» **Items**:
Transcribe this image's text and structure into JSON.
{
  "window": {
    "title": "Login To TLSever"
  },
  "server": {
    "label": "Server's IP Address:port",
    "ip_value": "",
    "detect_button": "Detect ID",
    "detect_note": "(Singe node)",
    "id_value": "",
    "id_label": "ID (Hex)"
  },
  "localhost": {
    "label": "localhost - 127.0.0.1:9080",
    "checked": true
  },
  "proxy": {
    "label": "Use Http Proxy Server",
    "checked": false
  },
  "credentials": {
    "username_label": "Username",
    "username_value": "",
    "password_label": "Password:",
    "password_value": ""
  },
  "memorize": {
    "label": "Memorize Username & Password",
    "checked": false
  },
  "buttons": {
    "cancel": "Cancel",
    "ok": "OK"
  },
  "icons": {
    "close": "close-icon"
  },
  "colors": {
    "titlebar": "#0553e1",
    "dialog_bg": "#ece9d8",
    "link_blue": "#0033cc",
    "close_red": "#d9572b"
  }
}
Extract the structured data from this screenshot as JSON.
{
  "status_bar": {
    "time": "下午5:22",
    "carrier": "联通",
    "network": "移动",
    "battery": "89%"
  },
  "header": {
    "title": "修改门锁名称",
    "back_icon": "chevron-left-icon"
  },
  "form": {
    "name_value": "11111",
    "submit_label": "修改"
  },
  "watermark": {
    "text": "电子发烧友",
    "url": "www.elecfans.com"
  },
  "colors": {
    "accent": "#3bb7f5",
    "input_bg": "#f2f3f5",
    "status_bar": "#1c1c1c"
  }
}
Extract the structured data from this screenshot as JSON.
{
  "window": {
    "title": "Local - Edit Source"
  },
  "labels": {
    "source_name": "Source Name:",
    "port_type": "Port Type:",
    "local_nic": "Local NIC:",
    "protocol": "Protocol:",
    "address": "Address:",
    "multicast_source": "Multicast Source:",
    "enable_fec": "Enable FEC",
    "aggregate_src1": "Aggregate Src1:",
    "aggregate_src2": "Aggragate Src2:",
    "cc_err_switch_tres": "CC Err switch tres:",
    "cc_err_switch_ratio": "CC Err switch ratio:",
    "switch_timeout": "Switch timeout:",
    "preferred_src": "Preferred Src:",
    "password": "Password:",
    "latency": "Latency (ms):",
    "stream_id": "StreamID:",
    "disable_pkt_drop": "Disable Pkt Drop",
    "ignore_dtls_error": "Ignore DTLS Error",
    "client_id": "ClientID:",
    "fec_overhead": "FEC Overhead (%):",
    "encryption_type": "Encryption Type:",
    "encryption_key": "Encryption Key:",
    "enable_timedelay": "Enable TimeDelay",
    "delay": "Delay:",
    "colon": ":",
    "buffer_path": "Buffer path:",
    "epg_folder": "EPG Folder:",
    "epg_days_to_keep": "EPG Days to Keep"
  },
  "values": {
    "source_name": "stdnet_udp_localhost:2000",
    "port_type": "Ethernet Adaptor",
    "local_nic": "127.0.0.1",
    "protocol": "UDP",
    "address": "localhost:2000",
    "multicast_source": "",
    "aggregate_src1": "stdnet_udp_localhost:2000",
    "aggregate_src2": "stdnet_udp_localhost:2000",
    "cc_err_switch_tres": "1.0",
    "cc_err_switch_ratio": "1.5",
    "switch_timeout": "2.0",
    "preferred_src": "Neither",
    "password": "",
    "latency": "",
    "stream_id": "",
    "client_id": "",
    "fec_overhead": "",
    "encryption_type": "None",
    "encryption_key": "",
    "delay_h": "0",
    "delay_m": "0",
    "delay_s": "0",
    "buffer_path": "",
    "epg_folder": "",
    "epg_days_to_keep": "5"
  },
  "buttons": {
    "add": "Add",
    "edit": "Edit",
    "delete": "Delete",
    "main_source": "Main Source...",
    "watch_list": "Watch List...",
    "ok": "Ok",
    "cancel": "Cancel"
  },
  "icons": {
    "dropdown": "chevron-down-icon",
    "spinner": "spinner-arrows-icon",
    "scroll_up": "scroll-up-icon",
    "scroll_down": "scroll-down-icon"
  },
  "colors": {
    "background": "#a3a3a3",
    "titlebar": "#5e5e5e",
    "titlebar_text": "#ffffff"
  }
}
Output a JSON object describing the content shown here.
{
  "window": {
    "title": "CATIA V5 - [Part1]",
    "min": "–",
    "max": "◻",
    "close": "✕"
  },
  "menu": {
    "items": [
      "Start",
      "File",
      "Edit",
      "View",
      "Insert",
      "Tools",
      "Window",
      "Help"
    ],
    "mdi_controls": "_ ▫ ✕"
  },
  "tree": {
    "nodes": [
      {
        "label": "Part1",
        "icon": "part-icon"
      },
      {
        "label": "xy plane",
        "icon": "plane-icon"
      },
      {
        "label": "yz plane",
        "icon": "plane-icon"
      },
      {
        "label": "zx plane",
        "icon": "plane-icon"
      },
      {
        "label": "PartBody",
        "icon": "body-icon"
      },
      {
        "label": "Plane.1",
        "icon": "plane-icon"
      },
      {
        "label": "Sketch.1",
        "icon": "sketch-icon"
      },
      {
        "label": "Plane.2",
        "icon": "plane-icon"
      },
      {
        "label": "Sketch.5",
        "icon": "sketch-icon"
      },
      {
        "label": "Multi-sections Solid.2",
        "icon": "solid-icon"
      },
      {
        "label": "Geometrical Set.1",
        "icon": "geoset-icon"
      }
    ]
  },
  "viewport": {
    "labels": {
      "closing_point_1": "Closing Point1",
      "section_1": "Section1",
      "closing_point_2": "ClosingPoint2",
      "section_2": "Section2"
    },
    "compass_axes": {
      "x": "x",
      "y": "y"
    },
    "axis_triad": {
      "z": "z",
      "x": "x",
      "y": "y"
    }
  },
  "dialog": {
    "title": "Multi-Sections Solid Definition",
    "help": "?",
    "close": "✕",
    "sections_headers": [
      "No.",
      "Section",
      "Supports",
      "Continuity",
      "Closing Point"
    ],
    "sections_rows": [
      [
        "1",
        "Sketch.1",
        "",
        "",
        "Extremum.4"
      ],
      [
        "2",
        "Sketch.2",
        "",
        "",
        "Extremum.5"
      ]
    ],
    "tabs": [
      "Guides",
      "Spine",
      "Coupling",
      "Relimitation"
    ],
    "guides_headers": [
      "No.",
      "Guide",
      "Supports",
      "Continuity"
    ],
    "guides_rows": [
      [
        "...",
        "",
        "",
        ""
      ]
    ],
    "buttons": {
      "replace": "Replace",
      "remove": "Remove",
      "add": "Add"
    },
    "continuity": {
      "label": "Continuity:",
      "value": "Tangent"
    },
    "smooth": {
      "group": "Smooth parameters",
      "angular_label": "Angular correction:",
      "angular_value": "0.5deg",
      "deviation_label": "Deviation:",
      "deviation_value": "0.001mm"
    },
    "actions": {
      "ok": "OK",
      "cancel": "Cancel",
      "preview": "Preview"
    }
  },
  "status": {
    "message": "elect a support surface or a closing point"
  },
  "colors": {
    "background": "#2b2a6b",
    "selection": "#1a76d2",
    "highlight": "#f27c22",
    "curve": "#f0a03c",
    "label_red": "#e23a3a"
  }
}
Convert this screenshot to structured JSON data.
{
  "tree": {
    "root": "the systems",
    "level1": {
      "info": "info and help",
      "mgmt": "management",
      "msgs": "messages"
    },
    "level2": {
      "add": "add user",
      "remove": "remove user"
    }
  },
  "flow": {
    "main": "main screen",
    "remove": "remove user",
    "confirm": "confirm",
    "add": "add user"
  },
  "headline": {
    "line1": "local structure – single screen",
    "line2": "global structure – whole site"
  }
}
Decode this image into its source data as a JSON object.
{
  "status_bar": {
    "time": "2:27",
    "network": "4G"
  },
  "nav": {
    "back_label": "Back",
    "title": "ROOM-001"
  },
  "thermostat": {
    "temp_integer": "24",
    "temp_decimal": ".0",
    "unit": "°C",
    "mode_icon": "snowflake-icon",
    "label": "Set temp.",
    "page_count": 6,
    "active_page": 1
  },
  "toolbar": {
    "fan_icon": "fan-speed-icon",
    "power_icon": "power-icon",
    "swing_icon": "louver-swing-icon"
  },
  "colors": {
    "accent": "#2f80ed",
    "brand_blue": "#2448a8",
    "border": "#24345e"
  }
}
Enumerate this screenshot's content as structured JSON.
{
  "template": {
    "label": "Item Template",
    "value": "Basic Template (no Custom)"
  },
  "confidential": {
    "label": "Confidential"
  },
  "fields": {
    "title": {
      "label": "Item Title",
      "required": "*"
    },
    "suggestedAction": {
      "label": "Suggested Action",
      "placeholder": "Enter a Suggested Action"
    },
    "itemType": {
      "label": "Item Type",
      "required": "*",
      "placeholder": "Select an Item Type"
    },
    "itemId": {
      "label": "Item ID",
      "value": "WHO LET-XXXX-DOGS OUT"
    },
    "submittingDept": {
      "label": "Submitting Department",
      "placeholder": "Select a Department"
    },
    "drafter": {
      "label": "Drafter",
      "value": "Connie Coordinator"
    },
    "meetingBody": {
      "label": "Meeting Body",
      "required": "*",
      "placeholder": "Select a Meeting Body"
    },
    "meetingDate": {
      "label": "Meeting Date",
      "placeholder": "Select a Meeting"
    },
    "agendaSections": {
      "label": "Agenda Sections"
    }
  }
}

» **Written request**:
Of the lines above, how many contain the word "JSON"? Provide the number and nothing else.

» **Task output**:
7